■ **Document segment**:
☆ ☆ ☆

Right on the heels of DAC's release of Herve Caen's statement slamming Bethesda comes another court filing from Interplay.

Interplay is now demanding the Bethesda pay all of its legal fees, including attorneys' fees. Here are some of the relevant excerpts from the filing:

The parties have been embroiled in ongoing disputes because Bethesda has been attempting to stop Interplay from, among other things, continuing to expoit its rights under the APA, specifically its MMOG rights and its distribution of Pre-Existing Games, i.e. Fallout 1, Fallout 2, Brotherhood of Steel and Tactics.

In addition, Bethesda has: (1) attempted to restrict Interplay's design and implementation of the MMOG; (2) attempted to prevent Interplay from distributing Pre-Existing Fallout games, portions of which are permitted under the APA; and (3) attempted to preclude Interplay from issuing press releases or anything related to the Fallout game, not withstanding the fact that Interplay has reserved certain rights to the Fallout Intellectual Property under the terms of the APA.

☆ ☆ ☆

■ **Information supplied**:
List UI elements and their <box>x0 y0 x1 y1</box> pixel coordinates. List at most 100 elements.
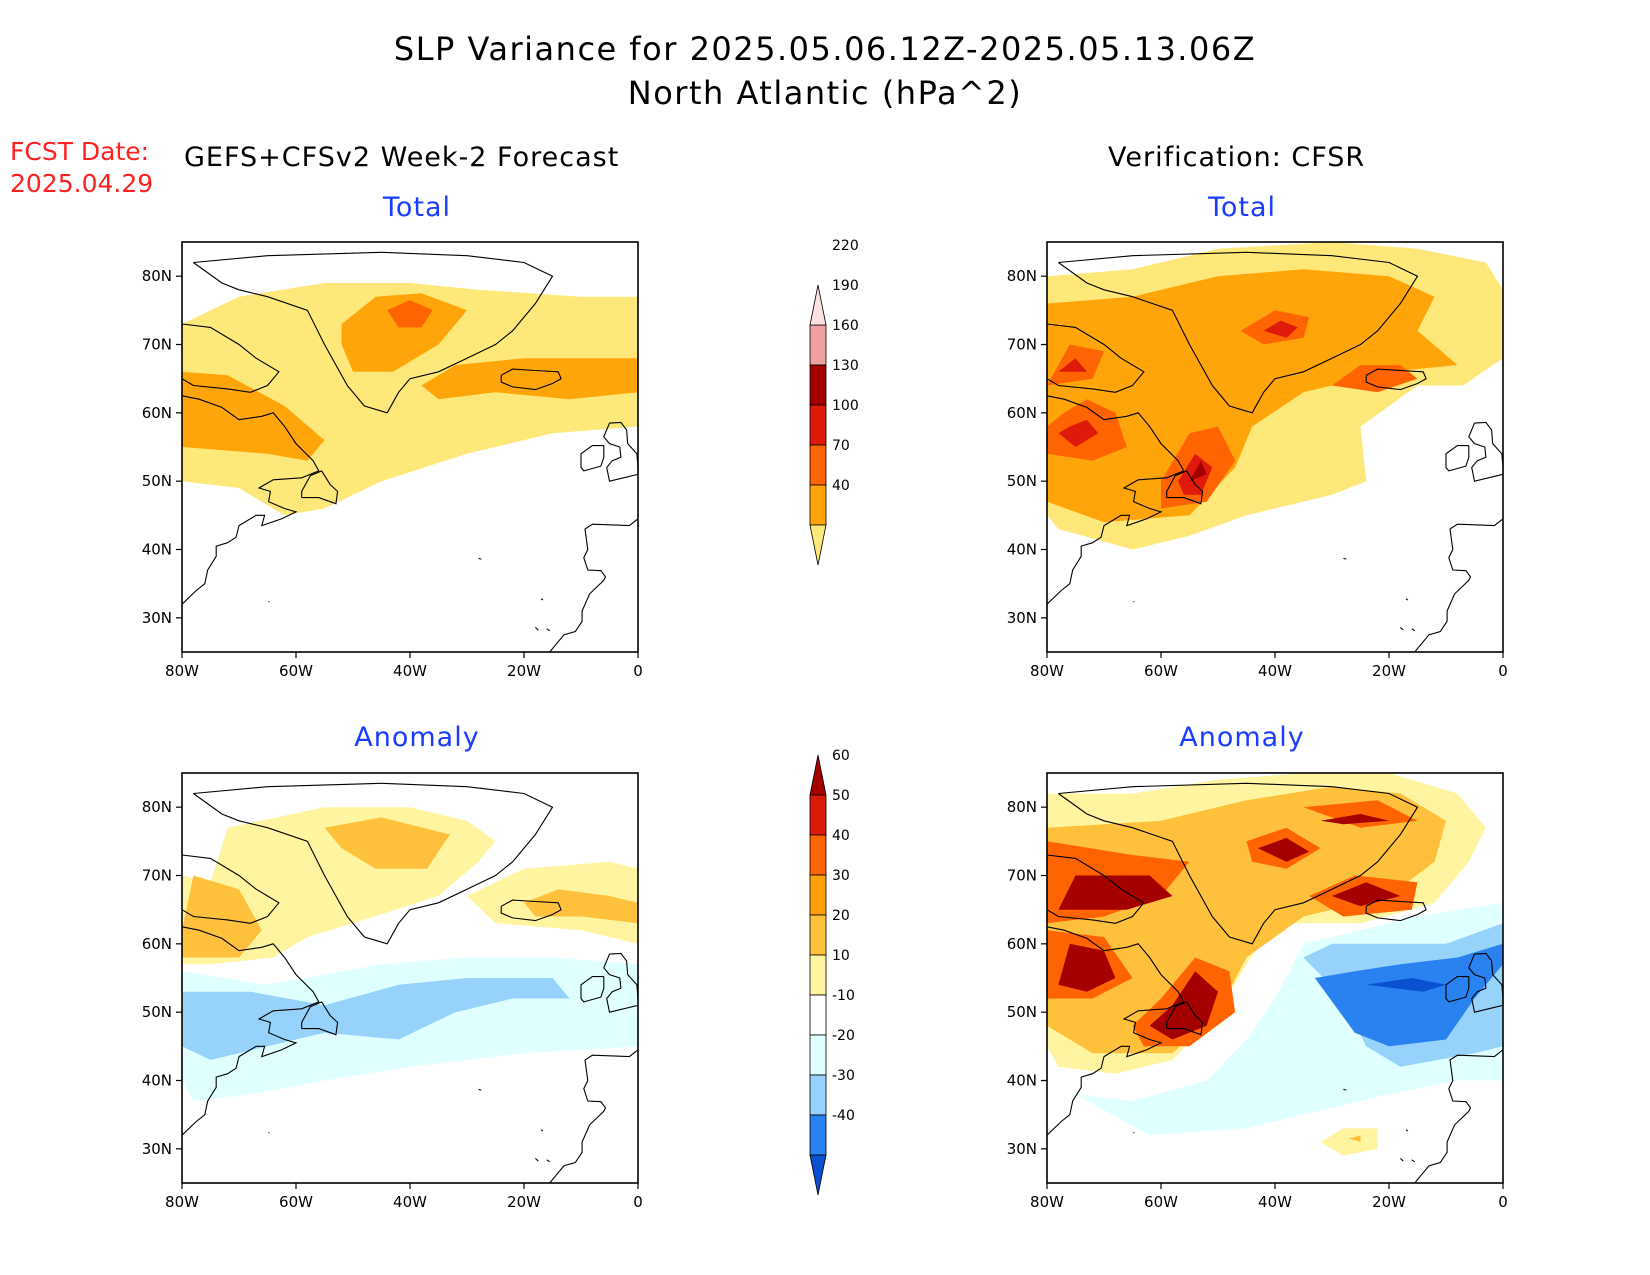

☆ ☆ ☆

■ **Requirements**: Reproduce verbatim the section of the passage about Interplay's court filing starting with "Interplay is now" and going on through "Steel and Tactics.". Rely only on the passage about Interplay's court filing and leave the material aside.

■ **Output of the task**:
Interplay is now demanding the Bethesda pay all of its legal fees, including attorneys' fees. Here are some of the relevant excerpts from the filing:

The parties have been embroiled in ongoing disputes because Bethesda has been attempting to stop Interplay from, among other things, continuing to expoit its rights under the APA, specifically its MMOG rights and its distribution of Pre-Existing Games, i.e. Fallout 1, Fallout 2, Brotherhood of Steel and Tactics.